Written exercise
How many lines in the listing below include the word "华东师范大学第一附属中学"? Reply with the count alone.

Data records
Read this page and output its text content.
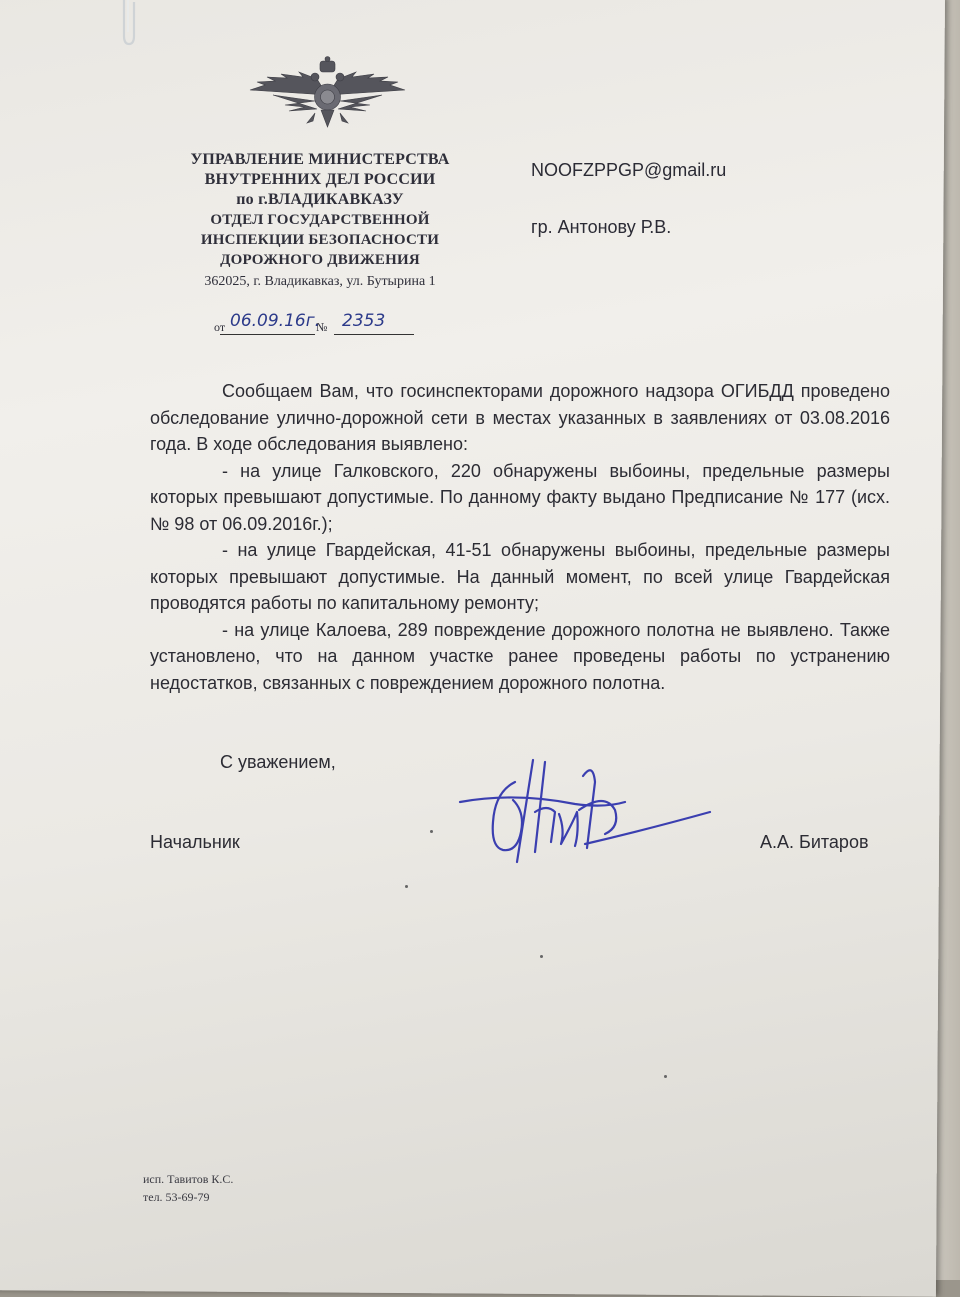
УПРАВЛЕНИЕ МИНИСТЕРСТВА
ВНУТРЕННИХ ДЕЛ РОССИИ
по г.ВЛАДИКАВКАЗУ
ОТДЕЛ ГОСУДАРСТВЕННОЙ
ИНСПЕКЦИИ БЕЗОПАСНОСТИ
ДОРОЖНОГО ДВИЖЕНИЯ
362025, г. Владикавказ, ул. Бутырина 1
от	№
06.09.16г. 2353
NOOFZPPGP@gmail.ru
гр. Антонову Р.В.

Сообщаем Вам, что госинспекторами дорожного надзора ОГИБДД проведено обследование улично-дорожной сети в местах указанных в заявлениях от 03.08.2016 года. В ходе обследования выявлено:

- на улице Галковского, 220 обнаружены выбоины, предельные размеры которых превышают допустимые. По данному факту выдано Предписание № 177 (исх. № 98 от 06.09.2016г.);

- на улице Гвардейская, 41-51 обнаружены выбоины, предельные размеры которых превышают допустимые. На данный момент, по всей улице Гвардейская проводятся работы по капитальному ремонту;

- на улице Калоева, 289 повреждение дорожного полотна не выявлено. Также установлено, что на данном участке ранее проведены работы по устранению недостатков, связанных с повреждением дорожного полотна.

С уважением,
Начальник	А.А. Битаров
исп. Тавитов К.С.
тел. 53-69-79
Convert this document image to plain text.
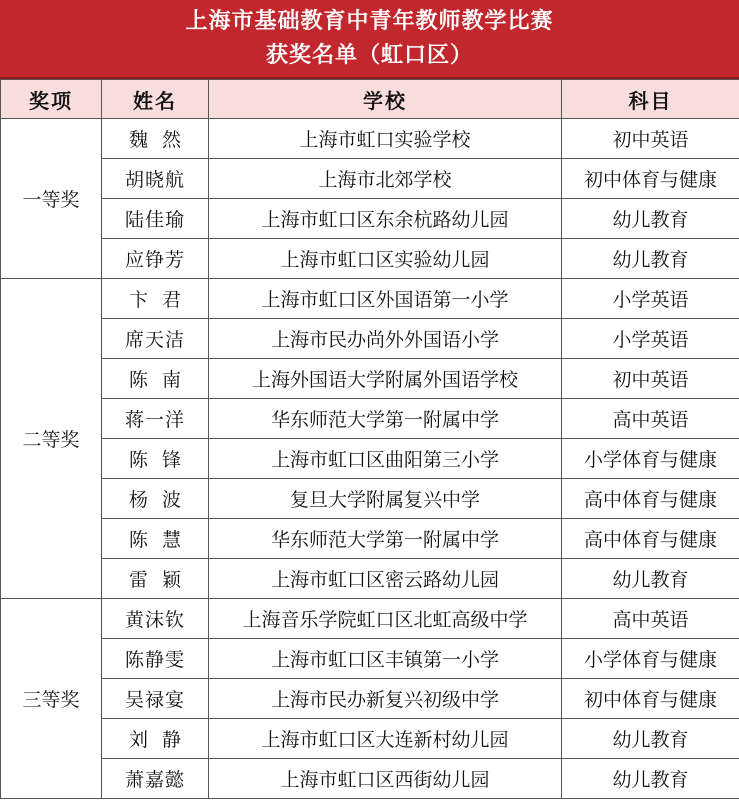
上海市基础教育中青年教师教学比赛
获奖名单（虹口区）
奖项	姓名	学校	科目
一等奖	魏然	上海市虹口实验学校	初中英语
	胡晓航	上海市北郊学校	初中体育与健康
	陆佳瑜	上海市虹口区东余杭路幼儿园	幼儿教育
	应铮芳	上海市虹口区实验幼儿园	幼儿教育
二等奖	卞君	上海市虹口区外国语第一小学	小学英语
	席天洁	上海市民办尚外外国语小学	小学英语
	陈南	上海外国语大学附属外国语学校	初中英语
	蒋一洋	华东师范大学第一附属中学	高中英语
	陈锋	上海市虹口区曲阳第三小学	小学体育与健康
	杨波	复旦大学附属复兴中学	高中体育与健康
	陈慧	华东师范大学第一附属中学	高中体育与健康
	雷颖	上海市虹口区密云路幼儿园	幼儿教育
三等奖	黄沫钦	上海音乐学院虹口区北虹高级中学	高中英语
	陈静雯	上海市虹口区丰镇第一小学	小学体育与健康
	吴禄宴	上海市民办新复兴初级中学	初中体育与健康
	刘静	上海市虹口区大连新村幼儿园	幼儿教育
	萧嘉懿	上海市虹口区西街幼儿园	幼儿教育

Response to the task
2